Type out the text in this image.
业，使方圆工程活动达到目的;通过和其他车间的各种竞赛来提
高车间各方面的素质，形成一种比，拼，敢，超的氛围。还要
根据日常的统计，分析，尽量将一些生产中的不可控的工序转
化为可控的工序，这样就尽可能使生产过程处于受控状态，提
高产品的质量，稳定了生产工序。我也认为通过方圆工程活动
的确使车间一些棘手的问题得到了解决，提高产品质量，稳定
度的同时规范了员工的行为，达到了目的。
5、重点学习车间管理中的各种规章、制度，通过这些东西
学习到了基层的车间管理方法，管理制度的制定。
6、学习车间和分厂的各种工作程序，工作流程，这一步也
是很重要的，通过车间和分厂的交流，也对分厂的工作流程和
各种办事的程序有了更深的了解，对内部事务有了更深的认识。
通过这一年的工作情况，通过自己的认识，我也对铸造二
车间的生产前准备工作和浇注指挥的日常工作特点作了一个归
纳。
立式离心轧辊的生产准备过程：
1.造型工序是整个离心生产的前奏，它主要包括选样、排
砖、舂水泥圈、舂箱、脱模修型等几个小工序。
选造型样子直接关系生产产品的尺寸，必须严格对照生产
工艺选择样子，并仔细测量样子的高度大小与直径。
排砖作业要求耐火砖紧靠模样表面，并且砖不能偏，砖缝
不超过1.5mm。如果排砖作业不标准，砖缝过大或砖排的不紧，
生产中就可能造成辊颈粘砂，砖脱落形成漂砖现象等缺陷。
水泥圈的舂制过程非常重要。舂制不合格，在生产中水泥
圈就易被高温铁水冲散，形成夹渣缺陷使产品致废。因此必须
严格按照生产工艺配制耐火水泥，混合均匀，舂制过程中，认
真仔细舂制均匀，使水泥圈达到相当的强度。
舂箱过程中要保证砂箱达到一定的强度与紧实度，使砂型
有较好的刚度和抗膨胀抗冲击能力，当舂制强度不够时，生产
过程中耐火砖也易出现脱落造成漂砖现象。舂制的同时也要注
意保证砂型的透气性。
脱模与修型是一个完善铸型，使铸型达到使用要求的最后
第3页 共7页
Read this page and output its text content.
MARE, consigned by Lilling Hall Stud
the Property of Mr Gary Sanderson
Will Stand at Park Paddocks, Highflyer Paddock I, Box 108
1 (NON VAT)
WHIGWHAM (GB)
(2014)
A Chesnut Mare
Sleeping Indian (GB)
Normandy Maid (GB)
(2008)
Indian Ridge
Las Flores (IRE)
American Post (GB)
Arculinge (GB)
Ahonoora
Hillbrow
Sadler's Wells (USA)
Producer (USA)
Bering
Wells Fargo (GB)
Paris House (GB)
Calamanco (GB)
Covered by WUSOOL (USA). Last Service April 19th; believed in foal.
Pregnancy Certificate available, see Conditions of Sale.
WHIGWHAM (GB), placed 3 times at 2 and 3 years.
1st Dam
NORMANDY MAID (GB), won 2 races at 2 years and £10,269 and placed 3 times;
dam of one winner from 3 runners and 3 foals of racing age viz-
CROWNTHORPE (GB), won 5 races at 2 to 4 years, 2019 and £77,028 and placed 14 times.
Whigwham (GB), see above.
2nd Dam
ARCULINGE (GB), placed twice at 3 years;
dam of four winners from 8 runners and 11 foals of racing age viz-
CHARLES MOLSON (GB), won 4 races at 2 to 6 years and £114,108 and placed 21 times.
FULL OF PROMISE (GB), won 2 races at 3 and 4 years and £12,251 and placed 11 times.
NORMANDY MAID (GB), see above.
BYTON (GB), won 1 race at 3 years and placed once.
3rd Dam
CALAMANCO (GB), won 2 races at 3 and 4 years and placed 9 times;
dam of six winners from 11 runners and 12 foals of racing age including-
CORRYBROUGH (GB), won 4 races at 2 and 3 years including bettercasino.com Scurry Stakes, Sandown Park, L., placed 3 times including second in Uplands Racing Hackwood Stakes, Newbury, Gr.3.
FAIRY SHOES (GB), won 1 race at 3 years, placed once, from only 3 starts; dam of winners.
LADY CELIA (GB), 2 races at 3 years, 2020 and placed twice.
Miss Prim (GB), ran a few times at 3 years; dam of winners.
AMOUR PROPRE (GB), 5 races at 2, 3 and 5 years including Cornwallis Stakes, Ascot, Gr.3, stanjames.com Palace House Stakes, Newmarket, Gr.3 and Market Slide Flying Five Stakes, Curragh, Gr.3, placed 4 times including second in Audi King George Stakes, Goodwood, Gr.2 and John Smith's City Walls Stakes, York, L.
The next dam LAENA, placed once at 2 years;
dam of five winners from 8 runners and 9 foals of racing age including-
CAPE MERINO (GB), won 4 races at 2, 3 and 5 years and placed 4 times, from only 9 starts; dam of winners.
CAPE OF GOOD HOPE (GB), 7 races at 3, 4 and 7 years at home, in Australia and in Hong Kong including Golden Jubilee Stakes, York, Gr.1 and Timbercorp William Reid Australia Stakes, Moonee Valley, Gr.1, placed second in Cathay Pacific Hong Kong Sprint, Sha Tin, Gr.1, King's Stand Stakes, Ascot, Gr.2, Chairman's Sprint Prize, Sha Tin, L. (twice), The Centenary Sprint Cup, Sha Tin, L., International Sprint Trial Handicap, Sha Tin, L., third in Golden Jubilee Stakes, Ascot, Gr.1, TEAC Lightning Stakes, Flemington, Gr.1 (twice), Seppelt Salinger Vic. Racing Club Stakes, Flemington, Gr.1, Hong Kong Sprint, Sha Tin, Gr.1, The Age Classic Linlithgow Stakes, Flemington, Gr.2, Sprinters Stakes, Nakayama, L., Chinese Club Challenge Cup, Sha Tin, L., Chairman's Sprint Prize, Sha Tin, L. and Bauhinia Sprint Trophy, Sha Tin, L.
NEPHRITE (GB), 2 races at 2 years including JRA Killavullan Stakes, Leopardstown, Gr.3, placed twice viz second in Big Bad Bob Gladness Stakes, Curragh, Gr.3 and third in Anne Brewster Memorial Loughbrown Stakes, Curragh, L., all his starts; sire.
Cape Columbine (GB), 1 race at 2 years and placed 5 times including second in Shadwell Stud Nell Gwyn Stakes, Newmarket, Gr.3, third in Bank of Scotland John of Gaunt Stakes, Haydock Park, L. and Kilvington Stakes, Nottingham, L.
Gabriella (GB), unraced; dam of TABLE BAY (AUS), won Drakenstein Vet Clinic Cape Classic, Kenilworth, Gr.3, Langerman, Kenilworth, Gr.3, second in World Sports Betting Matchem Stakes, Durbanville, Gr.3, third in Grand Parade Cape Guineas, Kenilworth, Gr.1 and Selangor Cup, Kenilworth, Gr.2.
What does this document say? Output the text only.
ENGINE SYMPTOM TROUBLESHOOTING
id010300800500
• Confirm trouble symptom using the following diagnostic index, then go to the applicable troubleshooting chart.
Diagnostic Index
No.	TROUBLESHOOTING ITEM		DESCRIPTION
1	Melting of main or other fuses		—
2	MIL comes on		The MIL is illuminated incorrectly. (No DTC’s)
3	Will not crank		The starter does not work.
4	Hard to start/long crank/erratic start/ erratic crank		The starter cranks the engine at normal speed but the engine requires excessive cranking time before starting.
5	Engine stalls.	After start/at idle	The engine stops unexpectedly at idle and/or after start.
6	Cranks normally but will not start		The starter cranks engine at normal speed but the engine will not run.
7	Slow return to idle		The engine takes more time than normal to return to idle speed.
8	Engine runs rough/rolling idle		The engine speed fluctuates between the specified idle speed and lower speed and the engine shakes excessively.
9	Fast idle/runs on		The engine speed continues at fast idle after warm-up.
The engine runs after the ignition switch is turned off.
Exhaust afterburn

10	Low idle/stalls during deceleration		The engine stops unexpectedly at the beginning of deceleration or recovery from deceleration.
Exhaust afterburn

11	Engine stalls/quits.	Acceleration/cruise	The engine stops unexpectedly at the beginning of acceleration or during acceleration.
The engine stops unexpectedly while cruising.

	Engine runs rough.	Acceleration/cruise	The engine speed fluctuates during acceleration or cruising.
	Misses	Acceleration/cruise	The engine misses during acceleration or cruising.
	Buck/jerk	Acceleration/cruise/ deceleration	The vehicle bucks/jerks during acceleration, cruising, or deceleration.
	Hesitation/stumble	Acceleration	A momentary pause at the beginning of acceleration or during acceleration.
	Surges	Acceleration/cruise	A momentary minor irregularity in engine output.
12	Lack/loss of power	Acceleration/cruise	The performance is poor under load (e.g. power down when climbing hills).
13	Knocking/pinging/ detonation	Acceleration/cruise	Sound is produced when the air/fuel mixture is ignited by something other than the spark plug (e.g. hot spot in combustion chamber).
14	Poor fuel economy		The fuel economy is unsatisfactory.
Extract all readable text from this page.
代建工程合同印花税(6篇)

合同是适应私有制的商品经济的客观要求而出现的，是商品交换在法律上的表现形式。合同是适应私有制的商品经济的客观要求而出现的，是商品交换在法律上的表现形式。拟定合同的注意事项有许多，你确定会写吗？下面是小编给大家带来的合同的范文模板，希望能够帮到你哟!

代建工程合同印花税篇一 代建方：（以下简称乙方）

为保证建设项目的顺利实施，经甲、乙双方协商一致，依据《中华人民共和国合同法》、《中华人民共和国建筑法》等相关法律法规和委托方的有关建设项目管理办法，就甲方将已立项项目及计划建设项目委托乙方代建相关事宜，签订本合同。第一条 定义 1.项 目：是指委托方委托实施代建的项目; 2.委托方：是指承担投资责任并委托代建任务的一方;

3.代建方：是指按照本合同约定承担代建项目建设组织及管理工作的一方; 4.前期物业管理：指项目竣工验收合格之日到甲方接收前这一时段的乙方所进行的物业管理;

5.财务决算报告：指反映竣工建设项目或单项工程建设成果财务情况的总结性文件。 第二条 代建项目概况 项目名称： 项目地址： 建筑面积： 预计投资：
:::
* _EXERCISE DIRECTIONS_
In the listing above, locate each line with "Stud" and copy it.

* _ANSWER IN FULL_
MARE, consigned by Lilling Hall Stud
Cape Columbine (GB), 1 race at 2 years and placed 5 times including second in Shadwell Stud Nell Gwyn Stakes, Newmarket, Gr.3, third in Bank of Scotland John of Gaunt Stakes, Haydock Park, L. and Kilvington Stakes, Nottingham, L.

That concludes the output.